BEGIN

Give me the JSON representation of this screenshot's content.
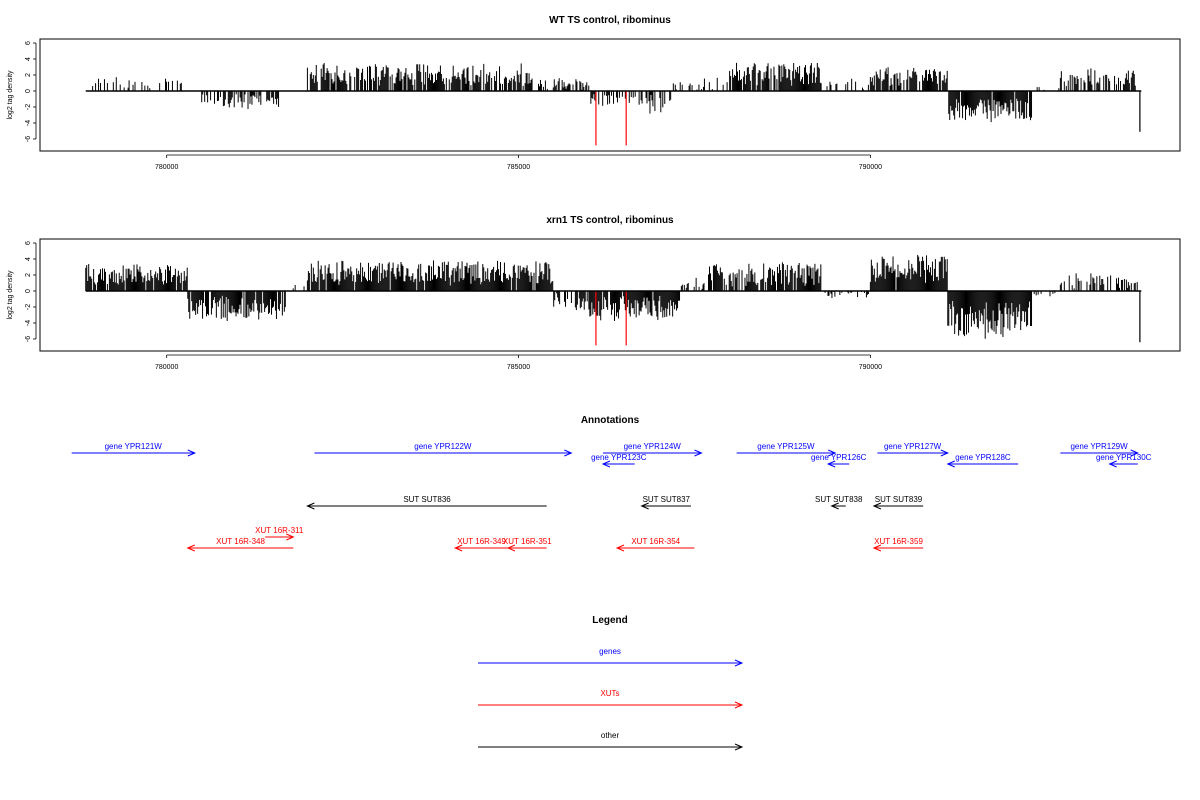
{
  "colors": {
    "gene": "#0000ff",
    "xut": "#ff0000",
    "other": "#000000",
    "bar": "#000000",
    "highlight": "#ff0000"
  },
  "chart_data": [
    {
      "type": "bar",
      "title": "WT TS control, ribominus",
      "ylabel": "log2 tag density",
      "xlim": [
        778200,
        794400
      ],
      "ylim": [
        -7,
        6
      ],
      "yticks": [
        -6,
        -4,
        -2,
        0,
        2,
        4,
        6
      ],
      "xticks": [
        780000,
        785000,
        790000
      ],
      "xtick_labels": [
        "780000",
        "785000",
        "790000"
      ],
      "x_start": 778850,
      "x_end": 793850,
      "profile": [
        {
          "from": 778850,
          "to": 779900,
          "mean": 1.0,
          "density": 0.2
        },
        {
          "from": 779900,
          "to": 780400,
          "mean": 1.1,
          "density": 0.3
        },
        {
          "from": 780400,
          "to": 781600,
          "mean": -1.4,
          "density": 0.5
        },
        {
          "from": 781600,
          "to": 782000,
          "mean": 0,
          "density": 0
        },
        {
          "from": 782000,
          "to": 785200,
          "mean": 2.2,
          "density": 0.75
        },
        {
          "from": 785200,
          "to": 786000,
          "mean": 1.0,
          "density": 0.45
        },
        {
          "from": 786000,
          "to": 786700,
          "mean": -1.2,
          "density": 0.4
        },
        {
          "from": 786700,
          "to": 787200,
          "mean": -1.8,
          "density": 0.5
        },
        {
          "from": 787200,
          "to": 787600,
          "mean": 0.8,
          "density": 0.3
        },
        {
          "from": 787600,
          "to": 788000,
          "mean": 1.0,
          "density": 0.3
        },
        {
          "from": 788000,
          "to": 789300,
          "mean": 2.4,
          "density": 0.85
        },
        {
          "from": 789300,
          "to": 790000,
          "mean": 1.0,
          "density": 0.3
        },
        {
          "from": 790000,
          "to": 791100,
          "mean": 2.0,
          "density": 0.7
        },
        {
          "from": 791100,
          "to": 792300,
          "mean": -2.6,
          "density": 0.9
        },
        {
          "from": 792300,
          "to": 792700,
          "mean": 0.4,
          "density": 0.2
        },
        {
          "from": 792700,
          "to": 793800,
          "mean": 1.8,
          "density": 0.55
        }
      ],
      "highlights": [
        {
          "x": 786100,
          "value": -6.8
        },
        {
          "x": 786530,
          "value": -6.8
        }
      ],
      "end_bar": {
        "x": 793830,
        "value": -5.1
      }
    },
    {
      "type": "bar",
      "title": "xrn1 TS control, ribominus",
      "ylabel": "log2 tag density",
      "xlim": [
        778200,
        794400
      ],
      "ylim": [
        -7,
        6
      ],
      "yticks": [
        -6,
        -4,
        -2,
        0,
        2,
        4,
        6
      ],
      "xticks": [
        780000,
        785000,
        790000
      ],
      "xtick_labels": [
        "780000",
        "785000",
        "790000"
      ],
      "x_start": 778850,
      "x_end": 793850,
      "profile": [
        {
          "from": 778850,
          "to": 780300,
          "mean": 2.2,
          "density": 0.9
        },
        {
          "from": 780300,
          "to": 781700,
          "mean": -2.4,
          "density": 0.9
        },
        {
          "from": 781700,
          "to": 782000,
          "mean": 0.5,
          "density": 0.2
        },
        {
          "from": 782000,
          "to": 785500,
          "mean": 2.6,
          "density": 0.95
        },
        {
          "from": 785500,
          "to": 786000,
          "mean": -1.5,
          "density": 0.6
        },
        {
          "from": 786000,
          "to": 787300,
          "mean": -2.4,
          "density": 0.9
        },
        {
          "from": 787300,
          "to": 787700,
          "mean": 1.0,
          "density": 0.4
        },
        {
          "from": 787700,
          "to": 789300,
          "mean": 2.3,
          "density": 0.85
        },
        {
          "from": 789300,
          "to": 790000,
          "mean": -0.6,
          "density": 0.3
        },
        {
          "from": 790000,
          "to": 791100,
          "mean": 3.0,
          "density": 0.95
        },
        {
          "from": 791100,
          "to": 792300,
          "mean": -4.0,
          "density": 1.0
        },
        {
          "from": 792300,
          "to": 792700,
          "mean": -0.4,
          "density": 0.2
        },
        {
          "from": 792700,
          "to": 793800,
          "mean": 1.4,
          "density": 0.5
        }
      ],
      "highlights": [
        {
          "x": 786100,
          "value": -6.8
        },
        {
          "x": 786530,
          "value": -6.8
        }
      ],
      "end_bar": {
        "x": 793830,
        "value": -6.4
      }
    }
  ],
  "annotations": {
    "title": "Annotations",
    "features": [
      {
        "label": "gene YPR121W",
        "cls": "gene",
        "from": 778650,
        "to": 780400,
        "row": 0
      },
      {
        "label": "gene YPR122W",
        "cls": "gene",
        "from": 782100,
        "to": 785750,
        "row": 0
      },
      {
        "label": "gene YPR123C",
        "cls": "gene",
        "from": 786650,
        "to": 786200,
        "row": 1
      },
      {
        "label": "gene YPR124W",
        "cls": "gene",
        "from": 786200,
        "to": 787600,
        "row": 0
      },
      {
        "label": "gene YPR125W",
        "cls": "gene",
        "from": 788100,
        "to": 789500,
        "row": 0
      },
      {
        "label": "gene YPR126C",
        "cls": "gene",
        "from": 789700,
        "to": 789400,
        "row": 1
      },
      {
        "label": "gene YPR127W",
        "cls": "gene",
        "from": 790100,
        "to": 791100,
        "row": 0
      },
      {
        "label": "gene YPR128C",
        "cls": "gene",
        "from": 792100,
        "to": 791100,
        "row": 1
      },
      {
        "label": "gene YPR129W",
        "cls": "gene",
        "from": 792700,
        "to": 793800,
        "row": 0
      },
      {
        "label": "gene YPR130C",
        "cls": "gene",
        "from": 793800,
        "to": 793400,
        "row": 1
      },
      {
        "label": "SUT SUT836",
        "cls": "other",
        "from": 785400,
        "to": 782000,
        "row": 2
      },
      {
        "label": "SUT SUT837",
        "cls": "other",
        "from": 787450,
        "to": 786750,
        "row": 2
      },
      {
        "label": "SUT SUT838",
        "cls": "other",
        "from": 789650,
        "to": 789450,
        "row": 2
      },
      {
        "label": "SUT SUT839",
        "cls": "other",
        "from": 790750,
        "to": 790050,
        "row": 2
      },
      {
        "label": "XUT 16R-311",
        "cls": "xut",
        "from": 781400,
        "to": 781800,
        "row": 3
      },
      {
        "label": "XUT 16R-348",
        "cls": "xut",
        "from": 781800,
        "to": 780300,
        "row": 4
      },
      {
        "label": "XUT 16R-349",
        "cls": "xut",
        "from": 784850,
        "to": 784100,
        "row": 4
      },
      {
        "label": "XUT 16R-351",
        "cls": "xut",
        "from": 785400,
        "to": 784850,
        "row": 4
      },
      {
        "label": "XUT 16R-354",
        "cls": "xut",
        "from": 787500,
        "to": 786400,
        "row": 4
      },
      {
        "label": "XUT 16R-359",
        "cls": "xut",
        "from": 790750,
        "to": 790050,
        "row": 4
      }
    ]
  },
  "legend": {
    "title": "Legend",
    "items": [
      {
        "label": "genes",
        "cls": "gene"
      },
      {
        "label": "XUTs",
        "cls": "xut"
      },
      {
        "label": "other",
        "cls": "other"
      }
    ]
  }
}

END

- Directions for this task: Omit the pictures and copy the records above exactly.

- Output below:
Give me the JSON representation of this screenshot's content.
{
  "colors": {
    "gene": "#0000ff",
    "xut": "#ff0000",
    "other": "#000000",
    "bar": "#000000",
    "highlight": "#ff0000"
  },
  "chart_data": [
    {
      "type": "bar",
      "title": "WT TS control, ribominus",
      "ylabel": "log2 tag density",
      "xlim": [
        778200,
        794400
      ],
      "ylim": [
        -7,
        6
      ],
      "yticks": [
        -6,
        -4,
        -2,
        0,
        2,
        4,
        6
      ],
      "xticks": [
        780000,
        785000,
        790000
      ],
      "xtick_labels": [
        "780000",
        "785000",
        "790000"
      ],
      "x_start": 778850,
      "x_end": 793850,
      "profile": [
        {
          "from": 778850,
          "to": 779900,
          "mean": 1.0,
          "density": 0.2
        },
        {
          "from": 779900,
          "to": 780400,
          "mean": 1.1,
          "density": 0.3
        },
        {
          "from": 780400,
          "to": 781600,
          "mean": -1.4,
          "density": 0.5
        },
        {
          "from": 781600,
          "to": 782000,
          "mean": 0,
          "density": 0
        },
        {
          "from": 782000,
          "to": 785200,
          "mean": 2.2,
          "density": 0.75
        },
        {
          "from": 785200,
          "to": 786000,
          "mean": 1.0,
          "density": 0.45
        },
        {
          "from": 786000,
          "to": 786700,
          "mean": -1.2,
          "density": 0.4
        },
        {
          "from": 786700,
          "to": 787200,
          "mean": -1.8,
          "density": 0.5
        },
        {
          "from": 787200,
          "to": 787600,
          "mean": 0.8,
          "density": 0.3
        },
        {
          "from": 787600,
          "to": 788000,
          "mean": 1.0,
          "density": 0.3
        },
        {
          "from": 788000,
          "to": 789300,
          "mean": 2.4,
          "density": 0.85
        },
        {
          "from": 789300,
          "to": 790000,
          "mean": 1.0,
          "density": 0.3
        },
        {
          "from": 790000,
          "to": 791100,
          "mean": 2.0,
          "density": 0.7
        },
        {
          "from": 791100,
          "to": 792300,
          "mean": -2.6,
          "density": 0.9
        },
        {
          "from": 792300,
          "to": 792700,
          "mean": 0.4,
          "density": 0.2
        },
        {
          "from": 792700,
          "to": 793800,
          "mean": 1.8,
          "density": 0.55
        }
      ],
      "highlights": [
        {
          "x": 786100,
          "value": -6.8
        },
        {
          "x": 786530,
          "value": -6.8
        }
      ],
      "end_bar": {
        "x": 793830,
        "value": -5.1
      }
    },
    {
      "type": "bar",
      "title": "xrn1 TS control, ribominus",
      "ylabel": "log2 tag density",
      "xlim": [
        778200,
        794400
      ],
      "ylim": [
        -7,
        6
      ],
      "yticks": [
        -6,
        -4,
        -2,
        0,
        2,
        4,
        6
      ],
      "xticks": [
        780000,
        785000,
        790000
      ],
      "xtick_labels": [
        "780000",
        "785000",
        "790000"
      ],
      "x_start": 778850,
      "x_end": 793850,
      "profile": [
        {
          "from": 778850,
          "to": 780300,
          "mean": 2.2,
          "density": 0.9
        },
        {
          "from": 780300,
          "to": 781700,
          "mean": -2.4,
          "density": 0.9
        },
        {
          "from": 781700,
          "to": 782000,
          "mean": 0.5,
          "density": 0.2
        },
        {
          "from": 782000,
          "to": 785500,
          "mean": 2.6,
          "density": 0.95
        },
        {
          "from": 785500,
          "to": 786000,
          "mean": -1.5,
          "density": 0.6
        },
        {
          "from": 786000,
          "to": 787300,
          "mean": -2.4,
          "density": 0.9
        },
        {
          "from": 787300,
          "to": 787700,
          "mean": 1.0,
          "density": 0.4
        },
        {
          "from": 787700,
          "to": 789300,
          "mean": 2.3,
          "density": 0.85
        },
        {
          "from": 789300,
          "to": 790000,
          "mean": -0.6,
          "density": 0.3
        },
        {
          "from": 790000,
          "to": 791100,
          "mean": 3.0,
          "density": 0.95
        },
        {
          "from": 791100,
          "to": 792300,
          "mean": -4.0,
          "density": 1.0
        },
        {
          "from": 792300,
          "to": 792700,
          "mean": -0.4,
          "density": 0.2
        },
        {
          "from": 792700,
          "to": 793800,
          "mean": 1.4,
          "density": 0.5
        }
      ],
      "highlights": [
        {
          "x": 786100,
          "value": -6.8
        },
        {
          "x": 786530,
          "value": -6.8
        }
      ],
      "end_bar": {
        "x": 793830,
        "value": -6.4
      }
    }
  ],
  "annotations": {
    "title": "Annotations",
    "features": [
      {
        "label": "gene YPR121W",
        "cls": "gene",
        "from": 778650,
        "to": 780400,
        "row": 0
      },
      {
        "label": "gene YPR122W",
        "cls": "gene",
        "from": 782100,
        "to": 785750,
        "row": 0
      },
      {
        "label": "gene YPR123C",
        "cls": "gene",
        "from": 786650,
        "to": 786200,
        "row": 1
      },
      {
        "label": "gene YPR124W",
        "cls": "gene",
        "from": 786200,
        "to": 787600,
        "row": 0
      },
      {
        "label": "gene YPR125W",
        "cls": "gene",
        "from": 788100,
        "to": 789500,
        "row": 0
      },
      {
        "label": "gene YPR126C",
        "cls": "gene",
        "from": 789700,
        "to": 789400,
        "row": 1
      },
      {
        "label": "gene YPR127W",
        "cls": "gene",
        "from": 790100,
        "to": 791100,
        "row": 0
      },
      {
        "label": "gene YPR128C",
        "cls": "gene",
        "from": 792100,
        "to": 791100,
        "row": 1
      },
      {
        "label": "gene YPR129W",
        "cls": "gene",
        "from": 792700,
        "to": 793800,
        "row": 0
      },
      {
        "label": "gene YPR130C",
        "cls": "gene",
        "from": 793800,
        "to": 793400,
        "row": 1
      },
      {
        "label": "SUT SUT836",
        "cls": "other",
        "from": 785400,
        "to": 782000,
        "row": 2
      },
      {
        "label": "SUT SUT837",
        "cls": "other",
        "from": 787450,
        "to": 786750,
        "row": 2
      },
      {
        "label": "SUT SUT838",
        "cls": "other",
        "from": 789650,
        "to": 789450,
        "row": 2
      },
      {
        "label": "SUT SUT839",
        "cls": "other",
        "from": 790750,
        "to": 790050,
        "row": 2
      },
      {
        "label": "XUT 16R-311",
        "cls": "xut",
        "from": 781400,
        "to": 781800,
        "row": 3
      },
      {
        "label": "XUT 16R-348",
        "cls": "xut",
        "from": 781800,
        "to": 780300,
        "row": 4
      },
      {
        "label": "XUT 16R-349",
        "cls": "xut",
        "from": 784850,
        "to": 784100,
        "row": 4
      },
      {
        "label": "XUT 16R-351",
        "cls": "xut",
        "from": 785400,
        "to": 784850,
        "row": 4
      },
      {
        "label": "XUT 16R-354",
        "cls": "xut",
        "from": 787500,
        "to": 786400,
        "row": 4
      },
      {
        "label": "XUT 16R-359",
        "cls": "xut",
        "from": 790750,
        "to": 790050,
        "row": 4
      }
    ]
  },
  "legend": {
    "title": "Legend",
    "items": [
      {
        "label": "genes",
        "cls": "gene"
      },
      {
        "label": "XUTs",
        "cls": "xut"
      },
      {
        "label": "other",
        "cls": "other"
      }
    ]
  }
}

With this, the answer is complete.